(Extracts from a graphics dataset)
┌──

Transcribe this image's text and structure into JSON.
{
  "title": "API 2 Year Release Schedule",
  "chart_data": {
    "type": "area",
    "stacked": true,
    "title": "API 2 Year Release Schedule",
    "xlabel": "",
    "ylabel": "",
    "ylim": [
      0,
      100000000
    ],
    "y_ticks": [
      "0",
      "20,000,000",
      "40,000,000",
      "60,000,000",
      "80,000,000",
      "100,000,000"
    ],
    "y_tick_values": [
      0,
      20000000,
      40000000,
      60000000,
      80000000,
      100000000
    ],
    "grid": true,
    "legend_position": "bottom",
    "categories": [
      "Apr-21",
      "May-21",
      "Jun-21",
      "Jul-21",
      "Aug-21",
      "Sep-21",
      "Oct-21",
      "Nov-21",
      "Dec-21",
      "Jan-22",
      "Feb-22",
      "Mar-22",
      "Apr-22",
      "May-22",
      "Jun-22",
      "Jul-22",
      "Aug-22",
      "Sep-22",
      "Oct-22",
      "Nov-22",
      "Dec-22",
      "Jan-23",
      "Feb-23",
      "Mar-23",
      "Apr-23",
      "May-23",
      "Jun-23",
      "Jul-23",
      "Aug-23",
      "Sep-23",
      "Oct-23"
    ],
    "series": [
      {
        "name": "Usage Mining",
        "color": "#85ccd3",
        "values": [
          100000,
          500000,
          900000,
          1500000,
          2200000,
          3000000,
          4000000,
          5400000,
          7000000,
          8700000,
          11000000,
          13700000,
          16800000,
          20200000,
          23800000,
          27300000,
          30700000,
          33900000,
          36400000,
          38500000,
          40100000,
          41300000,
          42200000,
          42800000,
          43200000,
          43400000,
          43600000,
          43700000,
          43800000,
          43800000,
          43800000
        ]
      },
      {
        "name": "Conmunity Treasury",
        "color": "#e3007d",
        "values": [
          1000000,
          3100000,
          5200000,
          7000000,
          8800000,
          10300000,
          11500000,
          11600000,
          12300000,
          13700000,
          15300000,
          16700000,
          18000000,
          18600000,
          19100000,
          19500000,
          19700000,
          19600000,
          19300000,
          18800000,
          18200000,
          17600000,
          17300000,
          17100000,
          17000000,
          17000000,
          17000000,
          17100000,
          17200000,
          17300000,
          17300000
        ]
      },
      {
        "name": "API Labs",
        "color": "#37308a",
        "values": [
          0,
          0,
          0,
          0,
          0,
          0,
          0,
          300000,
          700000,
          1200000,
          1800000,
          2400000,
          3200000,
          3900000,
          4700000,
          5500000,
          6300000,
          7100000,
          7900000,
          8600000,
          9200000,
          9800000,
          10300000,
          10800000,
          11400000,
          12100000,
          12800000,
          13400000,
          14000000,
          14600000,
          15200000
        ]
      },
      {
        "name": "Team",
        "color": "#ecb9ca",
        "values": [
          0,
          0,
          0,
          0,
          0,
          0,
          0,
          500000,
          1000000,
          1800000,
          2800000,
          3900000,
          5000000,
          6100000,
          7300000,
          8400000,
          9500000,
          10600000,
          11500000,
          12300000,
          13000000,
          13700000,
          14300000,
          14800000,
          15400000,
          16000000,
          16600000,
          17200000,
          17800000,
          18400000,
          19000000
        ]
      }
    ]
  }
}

└──

Pick out and copy the lines of the entries that hold the string "name".

        "name": "Usage Mining",
        "name": "Conmunity Treasury",
        "name": "API Labs",
        "name": "Team",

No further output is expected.